/---

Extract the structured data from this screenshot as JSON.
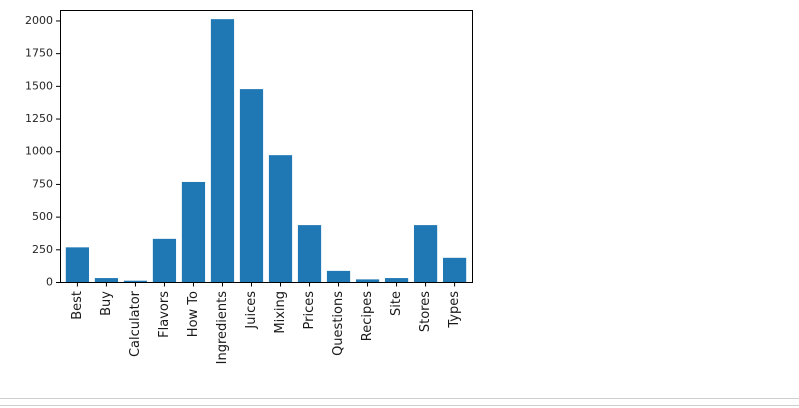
{
  "chart_data": {
    "type": "bar",
    "categories": [
      "Best",
      "Buy",
      "Calculator",
      "Flavors",
      "How To",
      "Ingredients",
      "Juices",
      "Mixing",
      "Prices",
      "Questions",
      "Recipes",
      "Site",
      "Stores",
      "Types"
    ],
    "values": [
      265,
      30,
      10,
      330,
      765,
      2010,
      1475,
      970,
      435,
      85,
      20,
      30,
      435,
      185
    ],
    "yticks": [
      0,
      250,
      500,
      750,
      1000,
      1250,
      1500,
      1750,
      2000
    ],
    "ylim": [
      0,
      2080
    ],
    "bar_color": "#1f77b4",
    "grid": false,
    "legend": "none"
  }
}
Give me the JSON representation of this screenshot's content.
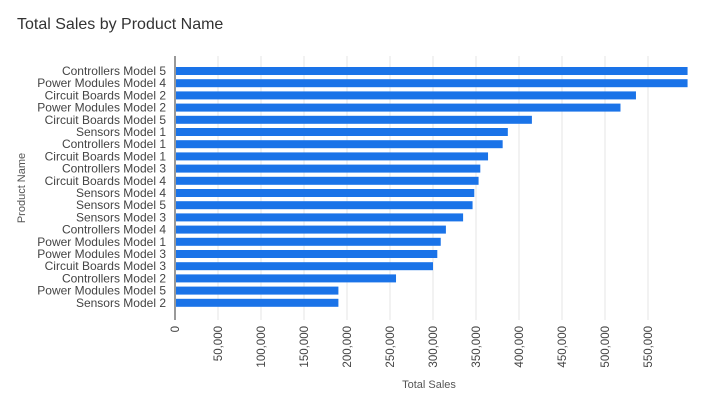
{
  "chart_data": {
    "type": "bar",
    "orientation": "horizontal",
    "title": "Total Sales by Product Name",
    "xlabel": "Total Sales",
    "ylabel": "Product Name",
    "xlim": [
      0,
      600000
    ],
    "x_ticks": [
      0,
      50000,
      100000,
      150000,
      200000,
      250000,
      300000,
      350000,
      400000,
      450000,
      500000,
      550000
    ],
    "x_tick_labels": [
      "0",
      "50,000",
      "100,000",
      "150,000",
      "200,000",
      "250,000",
      "300,000",
      "350,000",
      "400,000",
      "450,000",
      "500,000",
      "550,000"
    ],
    "grid": true,
    "legend": "none",
    "bar_color": "#1a73e8",
    "categories": [
      "Controllers Model 5",
      "Power Modules Model 4",
      "Circuit Boards Model 2",
      "Power Modules Model 2",
      "Circuit Boards Model 5",
      "Sensors Model 1",
      "Controllers Model 1",
      "Circuit Boards Model 1",
      "Controllers Model 3",
      "Circuit Boards Model 4",
      "Sensors Model 4",
      "Sensors Model 5",
      "Sensors Model 3",
      "Controllers Model 4",
      "Power Modules Model 1",
      "Power Modules Model 3",
      "Circuit Boards Model 3",
      "Controllers Model 2",
      "Power Modules Model 5",
      "Sensors Model 2"
    ],
    "values": [
      596000,
      596000,
      536000,
      518000,
      415000,
      387000,
      381000,
      364000,
      355000,
      353000,
      348000,
      346000,
      335000,
      315000,
      309000,
      305000,
      300000,
      257000,
      190000,
      190000
    ]
  }
}
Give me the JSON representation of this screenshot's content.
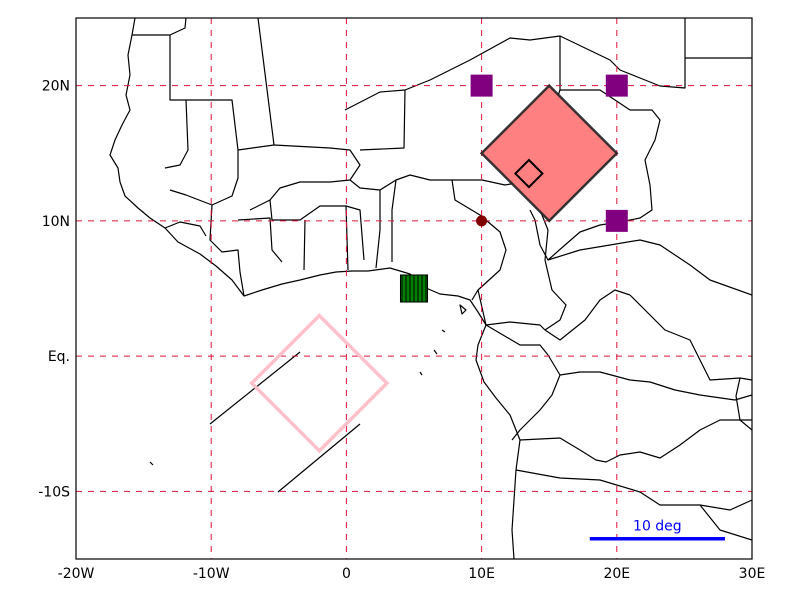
{
  "map": {
    "lon_range": [
      -20,
      30
    ],
    "lat_range": [
      -15,
      25
    ],
    "grid": {
      "style": "dashed",
      "color": "#dc143c"
    },
    "meridians": [
      {
        "lon": -20,
        "label": "-20W"
      },
      {
        "lon": -10,
        "label": "-10W"
      },
      {
        "lon": 0,
        "label": "0"
      },
      {
        "lon": 10,
        "label": "10E"
      },
      {
        "lon": 20,
        "label": "20E"
      },
      {
        "lon": 30,
        "label": "30E"
      }
    ],
    "parallels": [
      {
        "lat": 20,
        "label": "20N"
      },
      {
        "lat": 10,
        "label": "10N"
      },
      {
        "lat": 0,
        "label": "Eq."
      },
      {
        "lat": -10,
        "label": "-10S"
      }
    ],
    "markers": {
      "purple_squares": {
        "color": "#800080",
        "points": [
          [
            10,
            20
          ],
          [
            20,
            20
          ],
          [
            20,
            10
          ]
        ]
      },
      "red_dot": {
        "color": "#800000",
        "point": [
          10,
          10
        ]
      }
    },
    "shapes": {
      "red_diamond": {
        "center": [
          15,
          15
        ],
        "half_size": 5,
        "fill": "#ff8080",
        "edge": "#222222"
      },
      "small_diamond": {
        "center": [
          13.5,
          13.5
        ],
        "half_size": 1,
        "edge": "#000000"
      },
      "pink_diamond": {
        "center": [
          -2,
          -2
        ],
        "half_size": 5,
        "edge": "#ffc0cb"
      },
      "hatched_box": {
        "lon": [
          4,
          6
        ],
        "lat": [
          4,
          6
        ],
        "fill": "#008000",
        "hatch": "#000000"
      }
    },
    "scale_bar": {
      "label": "10 deg",
      "color": "#0000ff",
      "lon": [
        18,
        28
      ],
      "lat": -13.5
    }
  }
}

\---

Reproduce the full listing above verbatim, with no pictures included.

Extract the structured data from this screenshot as JSON.
{
  "chart_data": {
    "type": "bar",
    "categories": [
      "Best",
      "Buy",
      "Calculator",
      "Flavors",
      "How To",
      "Ingredients",
      "Juices",
      "Mixing",
      "Prices",
      "Questions",
      "Recipes",
      "Site",
      "Stores",
      "Types"
    ],
    "values": [
      265,
      30,
      10,
      330,
      765,
      2010,
      1475,
      970,
      435,
      85,
      20,
      30,
      435,
      185
    ],
    "yticks": [
      0,
      250,
      500,
      750,
      1000,
      1250,
      1500,
      1750,
      2000
    ],
    "ylim": [
      0,
      2080
    ],
    "bar_color": "#1f77b4",
    "grid": false,
    "legend": "none"
  }
}
Give me the JSON representation of this screenshot's content.
{
  "chart_data": {
    "type": "bar",
    "orientation": "horizontal",
    "title": "Total Sales by Product Name",
    "xlabel": "Total Sales",
    "ylabel": "Product Name",
    "xlim": [
      0,
      600000
    ],
    "x_ticks": [
      0,
      50000,
      100000,
      150000,
      200000,
      250000,
      300000,
      350000,
      400000,
      450000,
      500000,
      550000
    ],
    "x_tick_labels": [
      "0",
      "50,000",
      "100,000",
      "150,000",
      "200,000",
      "250,000",
      "300,000",
      "350,000",
      "400,000",
      "450,000",
      "500,000",
      "550,000"
    ],
    "grid": true,
    "legend": "none",
    "bar_color": "#1a73e8",
    "categories": [
      "Controllers Model 5",
      "Power Modules Model 4",
      "Circuit Boards Model 2",
      "Power Modules Model 2",
      "Circuit Boards Model 5",
      "Sensors Model 1",
      "Controllers Model 1",
      "Circuit Boards Model 1",
      "Controllers Model 3",
      "Circuit Boards Model 4",
      "Sensors Model 4",
      "Sensors Model 5",
      "Sensors Model 3",
      "Controllers Model 4",
      "Power Modules Model 1",
      "Power Modules Model 3",
      "Circuit Boards Model 3",
      "Controllers Model 2",
      "Power Modules Model 5",
      "Sensors Model 2"
    ],
    "values": [
      596000,
      596000,
      536000,
      518000,
      415000,
      387000,
      381000,
      364000,
      355000,
      353000,
      348000,
      346000,
      335000,
      315000,
      309000,
      305000,
      300000,
      257000,
      190000,
      190000
    ]
  }
}
Give me the JSON representation of this screenshot's content.
{
  "map": {
    "lon_range": [
      -20,
      30
    ],
    "lat_range": [
      -15,
      25
    ],
    "grid": {
      "style": "dashed",
      "color": "#dc143c"
    },
    "meridians": [
      {
        "lon": -20,
        "label": "-20W"
      },
      {
        "lon": -10,
        "label": "-10W"
      },
      {
        "lon": 0,
        "label": "0"
      },
      {
        "lon": 10,
        "label": "10E"
      },
      {
        "lon": 20,
        "label": "20E"
      },
      {
        "lon": 30,
        "label": "30E"
      }
    ],
    "parallels": [
      {
        "lat": 20,
        "label": "20N"
      },
      {
        "lat": 10,
        "label": "10N"
      },
      {
        "lat": 0,
        "label": "Eq."
      },
      {
        "lat": -10,
        "label": "-10S"
      }
    ],
    "markers": {
      "purple_squares": {
        "color": "#800080",
        "points": [
          [
            10,
            20
          ],
          [
            20,
            20
          ],
          [
            20,
            10
          ]
        ]
      },
      "red_dot": {
        "color": "#800000",
        "point": [
          10,
          10
        ]
      }
    },
    "shapes": {
      "red_diamond": {
        "center": [
          15,
          15
        ],
        "half_size": 5,
        "fill": "#ff8080",
        "edge": "#222222"
      },
      "small_diamond": {
        "center": [
          13.5,
          13.5
        ],
        "half_size": 1,
        "edge": "#000000"
      },
      "pink_diamond": {
        "center": [
          -2,
          -2
        ],
        "half_size": 5,
        "edge": "#ffc0cb"
      },
      "hatched_box": {
        "lon": [
          4,
          6
        ],
        "lat": [
          4,
          6
        ],
        "fill": "#008000",
        "hatch": "#000000"
      }
    },
    "scale_bar": {
      "label": "10 deg",
      "color": "#0000ff",
      "lon": [
        18,
        28
      ],
      "lat": -13.5
    }
  }
}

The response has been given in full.